Work task:
Take each line from the entries that holds "name" and copy it out.

(Figure collection entries)
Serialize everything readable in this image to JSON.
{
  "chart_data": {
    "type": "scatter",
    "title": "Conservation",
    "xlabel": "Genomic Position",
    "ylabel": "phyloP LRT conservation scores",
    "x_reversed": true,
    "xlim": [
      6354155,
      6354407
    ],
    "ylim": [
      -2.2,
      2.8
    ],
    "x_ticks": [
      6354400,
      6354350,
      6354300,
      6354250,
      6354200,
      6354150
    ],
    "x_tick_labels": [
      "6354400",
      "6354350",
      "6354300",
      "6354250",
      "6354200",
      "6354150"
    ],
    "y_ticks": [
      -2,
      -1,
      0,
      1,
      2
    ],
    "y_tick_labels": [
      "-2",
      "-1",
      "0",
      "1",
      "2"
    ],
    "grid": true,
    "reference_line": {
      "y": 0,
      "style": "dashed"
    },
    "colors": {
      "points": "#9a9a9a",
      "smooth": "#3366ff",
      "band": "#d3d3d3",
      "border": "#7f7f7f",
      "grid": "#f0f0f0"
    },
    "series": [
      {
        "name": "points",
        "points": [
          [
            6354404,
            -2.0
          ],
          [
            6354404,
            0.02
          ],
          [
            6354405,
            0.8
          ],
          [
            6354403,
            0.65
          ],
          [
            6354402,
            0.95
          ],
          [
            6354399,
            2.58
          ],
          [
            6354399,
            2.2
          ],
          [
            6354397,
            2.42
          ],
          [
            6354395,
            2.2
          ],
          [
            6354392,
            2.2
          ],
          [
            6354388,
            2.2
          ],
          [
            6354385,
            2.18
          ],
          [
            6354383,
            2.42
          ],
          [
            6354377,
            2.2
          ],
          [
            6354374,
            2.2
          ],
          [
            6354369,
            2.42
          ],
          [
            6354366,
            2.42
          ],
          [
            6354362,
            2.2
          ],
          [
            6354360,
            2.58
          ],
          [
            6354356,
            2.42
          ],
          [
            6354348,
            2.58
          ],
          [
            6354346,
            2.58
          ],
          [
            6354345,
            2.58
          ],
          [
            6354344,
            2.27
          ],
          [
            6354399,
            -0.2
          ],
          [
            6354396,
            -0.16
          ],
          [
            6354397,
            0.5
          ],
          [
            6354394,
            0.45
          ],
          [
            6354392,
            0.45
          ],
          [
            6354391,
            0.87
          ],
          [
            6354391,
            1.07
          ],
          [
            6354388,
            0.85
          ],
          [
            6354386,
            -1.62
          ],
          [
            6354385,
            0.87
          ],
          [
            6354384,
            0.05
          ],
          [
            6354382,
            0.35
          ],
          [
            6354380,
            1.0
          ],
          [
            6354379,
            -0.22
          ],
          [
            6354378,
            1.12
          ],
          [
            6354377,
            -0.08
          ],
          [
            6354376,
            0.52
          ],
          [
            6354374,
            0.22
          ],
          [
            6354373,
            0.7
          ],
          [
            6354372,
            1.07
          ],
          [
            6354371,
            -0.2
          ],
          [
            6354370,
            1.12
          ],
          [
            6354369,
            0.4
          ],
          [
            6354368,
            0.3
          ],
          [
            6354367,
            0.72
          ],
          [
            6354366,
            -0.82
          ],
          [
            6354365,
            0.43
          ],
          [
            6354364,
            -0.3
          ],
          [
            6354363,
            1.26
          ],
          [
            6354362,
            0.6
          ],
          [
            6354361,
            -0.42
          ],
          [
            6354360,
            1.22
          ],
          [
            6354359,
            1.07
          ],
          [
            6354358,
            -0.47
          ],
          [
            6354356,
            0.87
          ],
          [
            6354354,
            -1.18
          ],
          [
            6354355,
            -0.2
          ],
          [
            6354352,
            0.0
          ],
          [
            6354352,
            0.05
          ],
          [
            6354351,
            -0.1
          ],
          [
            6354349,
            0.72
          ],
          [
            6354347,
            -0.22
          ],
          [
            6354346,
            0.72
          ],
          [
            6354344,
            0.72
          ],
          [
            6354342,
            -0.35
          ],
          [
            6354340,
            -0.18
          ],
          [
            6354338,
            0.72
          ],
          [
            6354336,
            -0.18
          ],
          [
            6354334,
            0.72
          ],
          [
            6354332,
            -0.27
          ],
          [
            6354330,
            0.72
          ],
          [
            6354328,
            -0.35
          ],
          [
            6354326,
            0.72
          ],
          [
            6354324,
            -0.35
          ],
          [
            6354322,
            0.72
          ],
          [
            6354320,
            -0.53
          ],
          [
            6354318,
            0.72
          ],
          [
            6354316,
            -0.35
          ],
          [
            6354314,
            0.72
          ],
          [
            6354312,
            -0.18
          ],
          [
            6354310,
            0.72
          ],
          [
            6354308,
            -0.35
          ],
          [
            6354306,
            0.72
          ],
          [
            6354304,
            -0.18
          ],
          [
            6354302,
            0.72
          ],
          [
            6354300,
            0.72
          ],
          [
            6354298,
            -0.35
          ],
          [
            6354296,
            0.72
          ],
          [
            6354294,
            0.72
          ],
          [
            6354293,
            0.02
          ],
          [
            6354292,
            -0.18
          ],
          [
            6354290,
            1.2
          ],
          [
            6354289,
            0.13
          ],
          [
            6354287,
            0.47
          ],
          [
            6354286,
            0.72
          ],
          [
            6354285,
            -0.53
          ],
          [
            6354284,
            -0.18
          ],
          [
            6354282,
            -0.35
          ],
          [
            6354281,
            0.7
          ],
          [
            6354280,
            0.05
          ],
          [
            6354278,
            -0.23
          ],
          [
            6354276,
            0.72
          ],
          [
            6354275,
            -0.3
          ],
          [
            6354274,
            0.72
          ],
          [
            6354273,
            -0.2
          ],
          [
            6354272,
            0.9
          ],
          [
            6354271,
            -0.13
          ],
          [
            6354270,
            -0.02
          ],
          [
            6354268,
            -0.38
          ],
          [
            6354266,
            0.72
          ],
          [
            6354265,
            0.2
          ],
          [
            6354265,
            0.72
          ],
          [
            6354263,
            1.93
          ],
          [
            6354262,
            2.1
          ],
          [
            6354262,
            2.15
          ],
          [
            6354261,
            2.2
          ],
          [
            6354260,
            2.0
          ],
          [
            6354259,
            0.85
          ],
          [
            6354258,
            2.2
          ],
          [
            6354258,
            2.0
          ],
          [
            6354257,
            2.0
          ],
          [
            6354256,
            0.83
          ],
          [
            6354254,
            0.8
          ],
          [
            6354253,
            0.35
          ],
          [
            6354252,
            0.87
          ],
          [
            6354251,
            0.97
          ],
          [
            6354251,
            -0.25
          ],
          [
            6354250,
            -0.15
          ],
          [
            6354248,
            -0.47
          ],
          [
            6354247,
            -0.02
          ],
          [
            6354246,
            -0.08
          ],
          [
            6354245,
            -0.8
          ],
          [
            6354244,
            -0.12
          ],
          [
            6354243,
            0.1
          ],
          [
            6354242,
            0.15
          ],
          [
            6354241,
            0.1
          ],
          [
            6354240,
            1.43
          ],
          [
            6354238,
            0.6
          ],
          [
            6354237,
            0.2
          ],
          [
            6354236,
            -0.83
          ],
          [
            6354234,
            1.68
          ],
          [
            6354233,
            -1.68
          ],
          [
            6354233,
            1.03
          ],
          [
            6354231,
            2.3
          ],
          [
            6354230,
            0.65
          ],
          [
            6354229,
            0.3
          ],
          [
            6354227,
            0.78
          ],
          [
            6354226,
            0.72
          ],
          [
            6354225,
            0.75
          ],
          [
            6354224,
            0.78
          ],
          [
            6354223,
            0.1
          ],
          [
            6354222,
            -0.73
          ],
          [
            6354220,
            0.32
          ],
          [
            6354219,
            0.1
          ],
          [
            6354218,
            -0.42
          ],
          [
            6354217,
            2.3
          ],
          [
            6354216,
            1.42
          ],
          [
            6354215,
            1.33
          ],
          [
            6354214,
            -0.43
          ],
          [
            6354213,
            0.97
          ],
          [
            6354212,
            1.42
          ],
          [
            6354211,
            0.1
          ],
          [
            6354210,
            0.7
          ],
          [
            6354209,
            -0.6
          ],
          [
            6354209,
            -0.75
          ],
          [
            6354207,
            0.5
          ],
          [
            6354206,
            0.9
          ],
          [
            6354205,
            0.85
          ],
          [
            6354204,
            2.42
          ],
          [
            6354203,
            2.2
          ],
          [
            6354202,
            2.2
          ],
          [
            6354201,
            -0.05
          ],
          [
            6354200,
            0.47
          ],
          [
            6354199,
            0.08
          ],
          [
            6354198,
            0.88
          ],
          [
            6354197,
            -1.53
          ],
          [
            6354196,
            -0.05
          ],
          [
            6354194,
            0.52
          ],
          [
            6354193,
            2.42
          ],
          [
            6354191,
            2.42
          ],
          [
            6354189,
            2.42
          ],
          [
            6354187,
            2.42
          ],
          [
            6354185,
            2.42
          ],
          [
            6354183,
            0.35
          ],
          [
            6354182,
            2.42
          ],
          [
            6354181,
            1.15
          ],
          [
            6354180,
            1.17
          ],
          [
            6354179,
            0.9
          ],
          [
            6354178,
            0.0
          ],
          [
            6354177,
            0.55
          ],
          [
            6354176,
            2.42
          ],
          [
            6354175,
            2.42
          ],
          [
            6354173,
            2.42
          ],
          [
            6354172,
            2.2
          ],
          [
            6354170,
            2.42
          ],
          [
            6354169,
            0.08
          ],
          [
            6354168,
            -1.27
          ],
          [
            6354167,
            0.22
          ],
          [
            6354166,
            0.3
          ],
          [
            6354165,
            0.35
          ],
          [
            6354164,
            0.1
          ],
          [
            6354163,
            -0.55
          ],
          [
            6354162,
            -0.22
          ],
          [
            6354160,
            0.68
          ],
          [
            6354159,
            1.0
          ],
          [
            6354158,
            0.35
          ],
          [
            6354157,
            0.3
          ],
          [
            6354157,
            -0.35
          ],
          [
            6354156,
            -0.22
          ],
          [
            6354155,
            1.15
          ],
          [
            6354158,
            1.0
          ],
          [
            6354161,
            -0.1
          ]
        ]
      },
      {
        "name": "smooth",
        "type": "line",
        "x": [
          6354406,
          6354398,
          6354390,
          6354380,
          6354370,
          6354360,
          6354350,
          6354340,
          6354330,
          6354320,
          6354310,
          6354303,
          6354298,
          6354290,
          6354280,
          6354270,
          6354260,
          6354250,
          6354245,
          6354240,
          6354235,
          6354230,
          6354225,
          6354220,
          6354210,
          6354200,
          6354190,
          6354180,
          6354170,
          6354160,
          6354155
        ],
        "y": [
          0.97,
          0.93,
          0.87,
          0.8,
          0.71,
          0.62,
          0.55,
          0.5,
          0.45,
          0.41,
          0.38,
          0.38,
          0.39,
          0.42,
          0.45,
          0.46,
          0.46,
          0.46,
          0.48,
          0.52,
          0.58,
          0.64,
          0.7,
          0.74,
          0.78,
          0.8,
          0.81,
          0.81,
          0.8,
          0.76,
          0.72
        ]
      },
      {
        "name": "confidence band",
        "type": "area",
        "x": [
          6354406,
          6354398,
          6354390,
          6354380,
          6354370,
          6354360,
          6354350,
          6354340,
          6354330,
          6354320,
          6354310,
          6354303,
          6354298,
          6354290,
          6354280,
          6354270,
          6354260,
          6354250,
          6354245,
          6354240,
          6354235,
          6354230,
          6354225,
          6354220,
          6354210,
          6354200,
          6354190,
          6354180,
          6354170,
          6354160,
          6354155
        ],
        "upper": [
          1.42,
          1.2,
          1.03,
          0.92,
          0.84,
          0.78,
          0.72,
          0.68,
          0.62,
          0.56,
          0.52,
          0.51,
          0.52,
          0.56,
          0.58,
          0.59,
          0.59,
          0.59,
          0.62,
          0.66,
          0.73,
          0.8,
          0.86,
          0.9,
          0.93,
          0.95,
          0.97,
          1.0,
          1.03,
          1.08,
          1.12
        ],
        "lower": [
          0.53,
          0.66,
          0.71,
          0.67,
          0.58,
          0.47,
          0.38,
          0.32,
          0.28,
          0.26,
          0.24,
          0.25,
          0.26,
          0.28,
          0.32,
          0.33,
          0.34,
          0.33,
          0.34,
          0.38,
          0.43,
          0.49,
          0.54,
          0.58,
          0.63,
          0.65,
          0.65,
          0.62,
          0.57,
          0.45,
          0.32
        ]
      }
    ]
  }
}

Task result:
        "name": "points",
        "name": "smooth",
        "name": "confidence band",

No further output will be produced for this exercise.